start Given data

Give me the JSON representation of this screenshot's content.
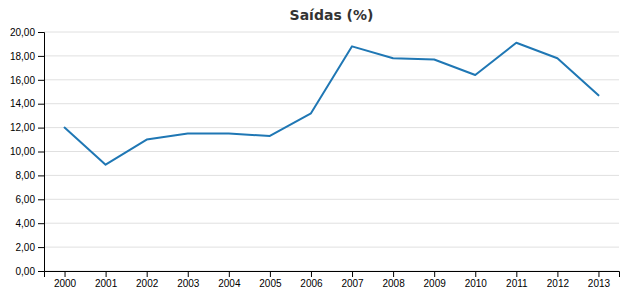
{
  "chart_data": {
    "type": "line",
    "title": "Saídas (%)",
    "x": [
      2000,
      2001,
      2002,
      2003,
      2004,
      2005,
      2006,
      2007,
      2008,
      2009,
      2010,
      2011,
      2012,
      2013
    ],
    "values": [
      12.0,
      8.9,
      11.0,
      11.5,
      11.5,
      11.3,
      13.2,
      18.8,
      17.8,
      17.7,
      16.4,
      19.1,
      17.8,
      14.7
    ],
    "xlim": [
      1999.5,
      2013.5
    ],
    "xticks": [
      2000,
      2001,
      2002,
      2003,
      2004,
      2005,
      2006,
      2007,
      2008,
      2009,
      2010,
      2011,
      2012,
      2013
    ],
    "ylim": [
      0,
      20
    ],
    "yticks": [
      {
        "value": 0.0,
        "label": "0,00"
      },
      {
        "value": 2.0,
        "label": "2,00"
      },
      {
        "value": 4.0,
        "label": "4,00"
      },
      {
        "value": 6.0,
        "label": "6,00"
      },
      {
        "value": 8.0,
        "label": "8,00"
      },
      {
        "value": 10.0,
        "label": "10,00"
      },
      {
        "value": 12.0,
        "label": "12,00"
      },
      {
        "value": 14.0,
        "label": "14,00"
      },
      {
        "value": 16.0,
        "label": "16,00"
      },
      {
        "value": 18.0,
        "label": "18,00"
      },
      {
        "value": 20.0,
        "label": "20,00"
      }
    ],
    "grid": true
  }
}
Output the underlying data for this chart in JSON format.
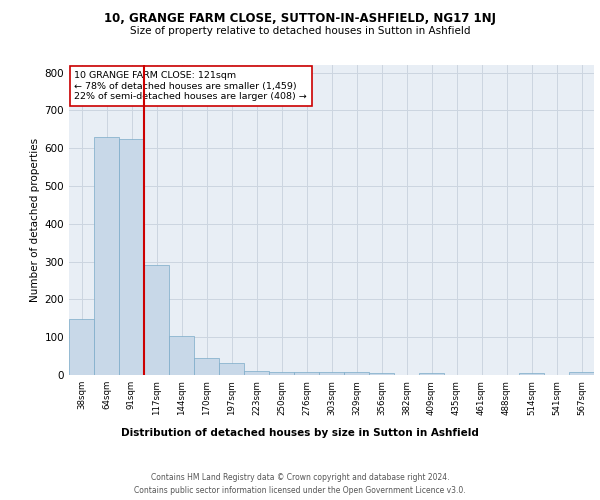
{
  "title1": "10, GRANGE FARM CLOSE, SUTTON-IN-ASHFIELD, NG17 1NJ",
  "title2": "Size of property relative to detached houses in Sutton in Ashfield",
  "xlabel": "Distribution of detached houses by size in Sutton in Ashfield",
  "ylabel": "Number of detached properties",
  "footer1": "Contains HM Land Registry data © Crown copyright and database right 2024.",
  "footer2": "Contains public sector information licensed under the Open Government Licence v3.0.",
  "categories": [
    "38sqm",
    "64sqm",
    "91sqm",
    "117sqm",
    "144sqm",
    "170sqm",
    "197sqm",
    "223sqm",
    "250sqm",
    "276sqm",
    "303sqm",
    "329sqm",
    "356sqm",
    "382sqm",
    "409sqm",
    "435sqm",
    "461sqm",
    "488sqm",
    "514sqm",
    "541sqm",
    "567sqm"
  ],
  "values": [
    148,
    630,
    623,
    290,
    102,
    46,
    31,
    10,
    9,
    9,
    8,
    7,
    6,
    0,
    5,
    0,
    0,
    0,
    5,
    0,
    8
  ],
  "bar_color": "#c8d8e8",
  "bar_edge_color": "#7aaac8",
  "red_line_color": "#cc0000",
  "annotation_text": "10 GRANGE FARM CLOSE: 121sqm\n← 78% of detached houses are smaller (1,459)\n22% of semi-detached houses are larger (408) →",
  "annotation_box_color": "#ffffff",
  "annotation_box_edge": "#cc0000",
  "ylim": [
    0,
    820
  ],
  "yticks": [
    0,
    100,
    200,
    300,
    400,
    500,
    600,
    700,
    800
  ],
  "grid_color": "#ccd5e0",
  "bg_color": "#e8eef5"
}
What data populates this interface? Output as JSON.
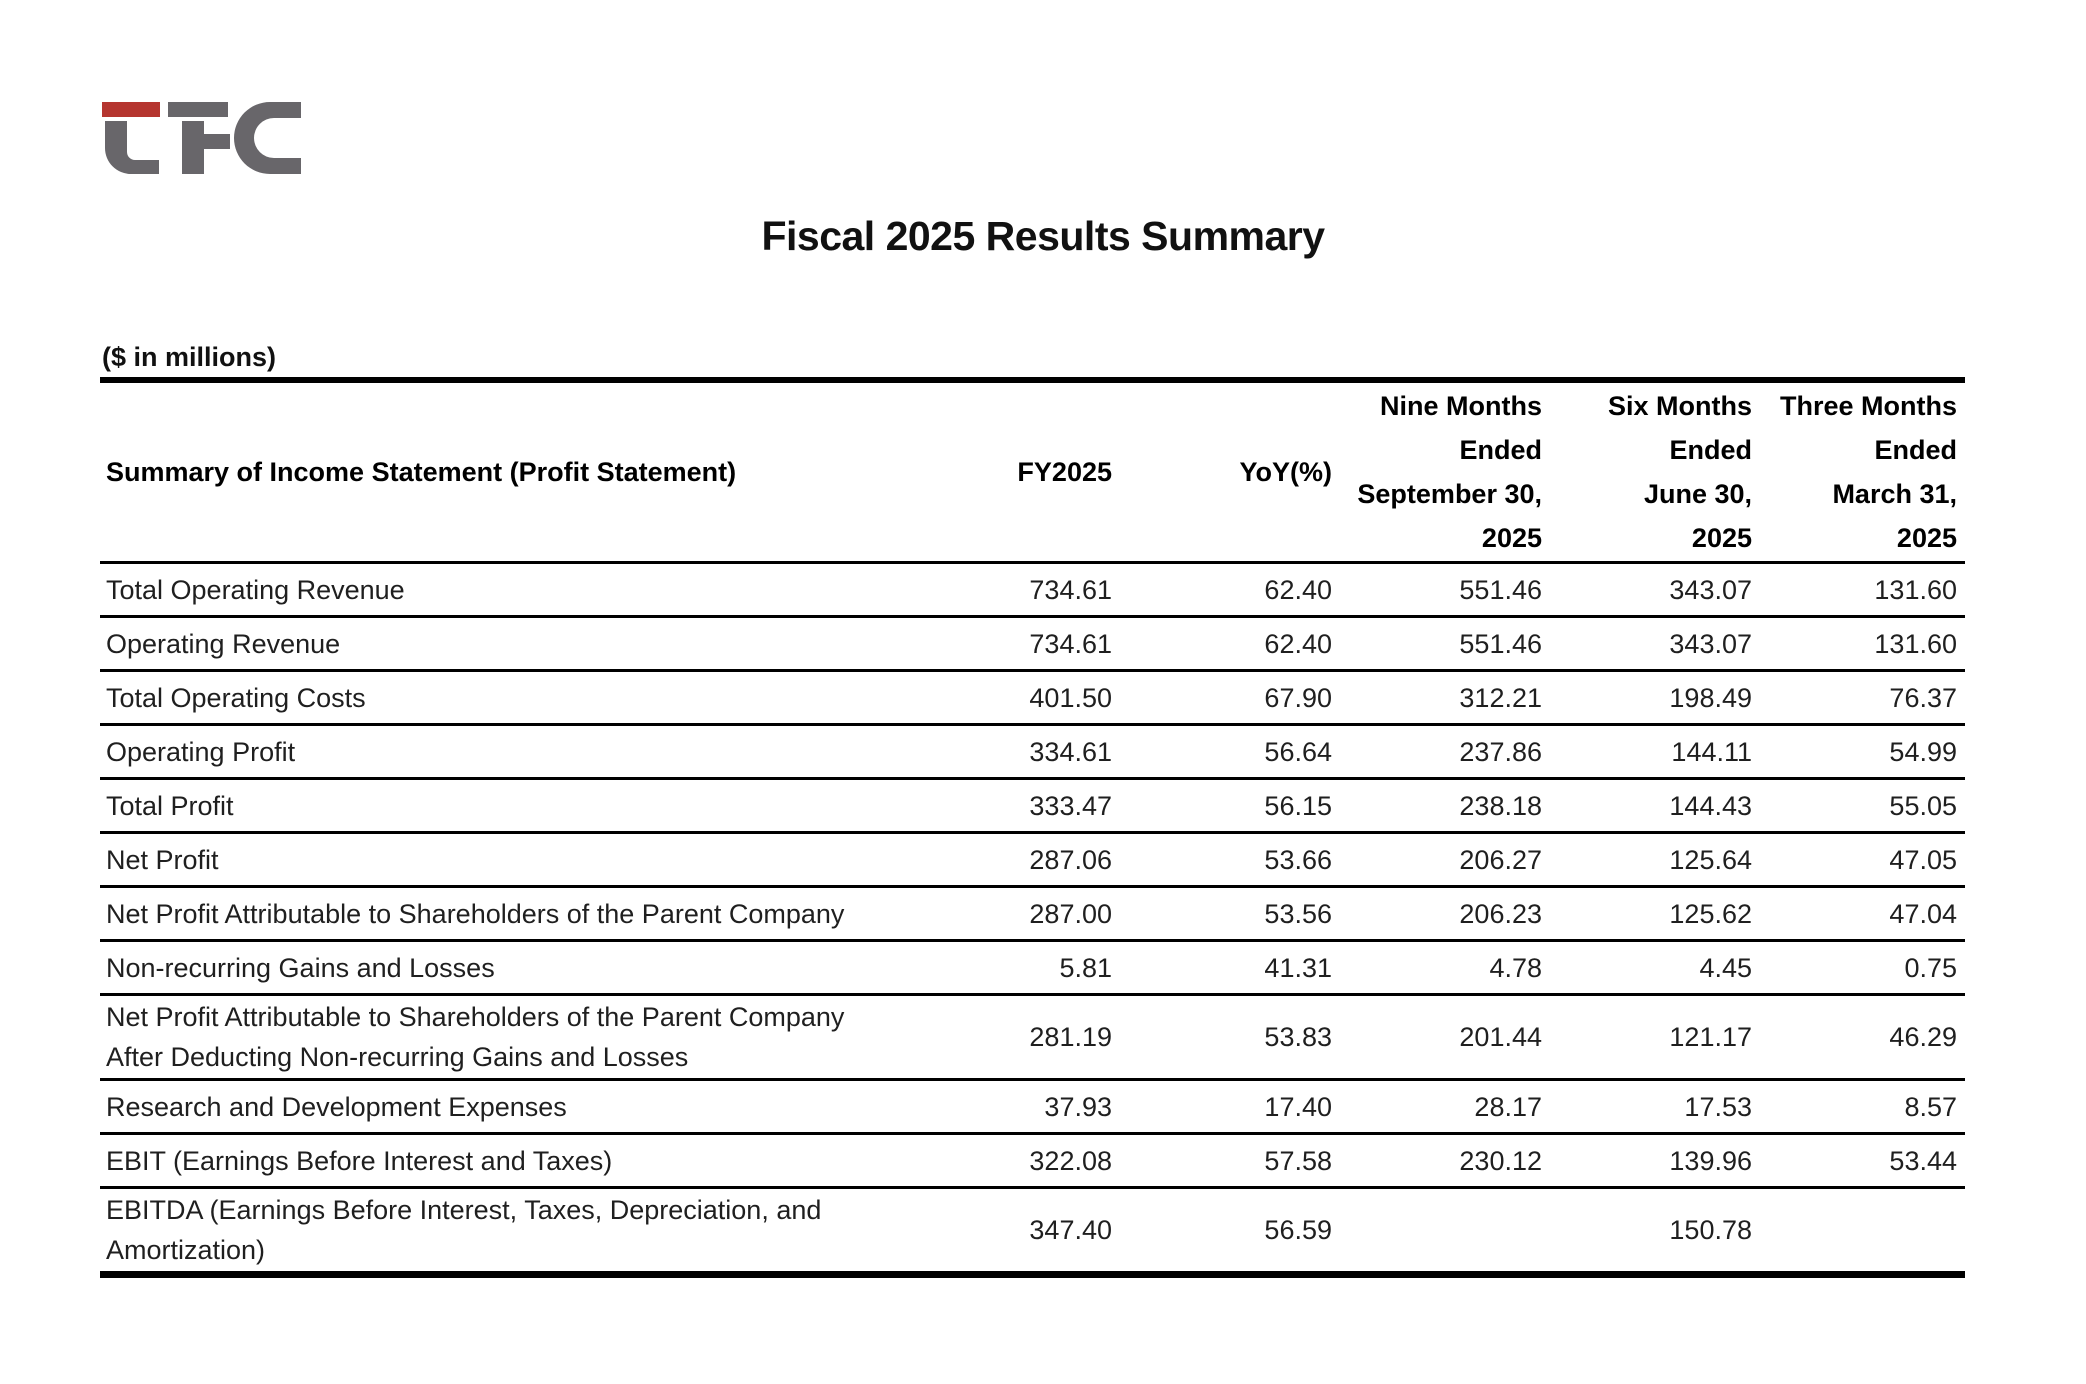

end Given data

§ **Instructions to follow**
Repeat the records above verbatim, with no pictures in the result.

§ **The response**
Give me the JSON representation of this screenshot's content.
{
  "chart_data": {
    "type": "line",
    "title": "Saídas (%)",
    "x": [
      2000,
      2001,
      2002,
      2003,
      2004,
      2005,
      2006,
      2007,
      2008,
      2009,
      2010,
      2011,
      2012,
      2013
    ],
    "values": [
      12.0,
      8.9,
      11.0,
      11.5,
      11.5,
      11.3,
      13.2,
      18.8,
      17.8,
      17.7,
      16.4,
      19.1,
      17.8,
      14.7
    ],
    "xlim": [
      1999.5,
      2013.5
    ],
    "xticks": [
      2000,
      2001,
      2002,
      2003,
      2004,
      2005,
      2006,
      2007,
      2008,
      2009,
      2010,
      2011,
      2012,
      2013
    ],
    "ylim": [
      0,
      20
    ],
    "yticks": [
      {
        "value": 0.0,
        "label": "0,00"
      },
      {
        "value": 2.0,
        "label": "2,00"
      },
      {
        "value": 4.0,
        "label": "4,00"
      },
      {
        "value": 6.0,
        "label": "6,00"
      },
      {
        "value": 8.0,
        "label": "8,00"
      },
      {
        "value": 10.0,
        "label": "10,00"
      },
      {
        "value": 12.0,
        "label": "12,00"
      },
      {
        "value": 14.0,
        "label": "14,00"
      },
      {
        "value": 16.0,
        "label": "16,00"
      },
      {
        "value": 18.0,
        "label": "18,00"
      },
      {
        "value": 20.0,
        "label": "20,00"
      }
    ],
    "grid": true
  }
}
Output the underlying data for this chart in JSON format.
{
  "title1": "10, GRANGE FARM CLOSE, SUTTON-IN-ASHFIELD, NG17 1NJ",
  "title2": "Size of property relative to detached houses in Sutton in Ashfield",
  "xlabel": "Distribution of detached houses by size in Sutton in Ashfield",
  "ylabel": "Number of detached properties",
  "footer1": "Contains HM Land Registry data © Crown copyright and database right 2024.",
  "footer2": "Contains public sector information licensed under the Open Government Licence v3.0.",
  "categories": [
    "38sqm",
    "64sqm",
    "91sqm",
    "117sqm",
    "144sqm",
    "170sqm",
    "197sqm",
    "223sqm",
    "250sqm",
    "276sqm",
    "303sqm",
    "329sqm",
    "356sqm",
    "382sqm",
    "409sqm",
    "435sqm",
    "461sqm",
    "488sqm",
    "514sqm",
    "541sqm",
    "567sqm"
  ],
  "values": [
    148,
    630,
    623,
    290,
    102,
    46,
    31,
    10,
    9,
    9,
    8,
    7,
    6,
    0,
    5,
    0,
    0,
    0,
    5,
    0,
    8
  ],
  "bar_color": "#c8d8e8",
  "bar_edge_color": "#7aaac8",
  "red_line_color": "#cc0000",
  "annotation_text": "10 GRANGE FARM CLOSE: 121sqm\n← 78% of detached houses are smaller (1,459)\n22% of semi-detached houses are larger (408) →",
  "annotation_box_color": "#ffffff",
  "annotation_box_edge": "#cc0000",
  "ylim": [
    0,
    820
  ],
  "yticks": [
    0,
    100,
    200,
    300,
    400,
    500,
    600,
    700,
    800
  ],
  "grid_color": "#ccd5e0",
  "bg_color": "#e8eef5"
}
What data populates this interface? Output as JSON.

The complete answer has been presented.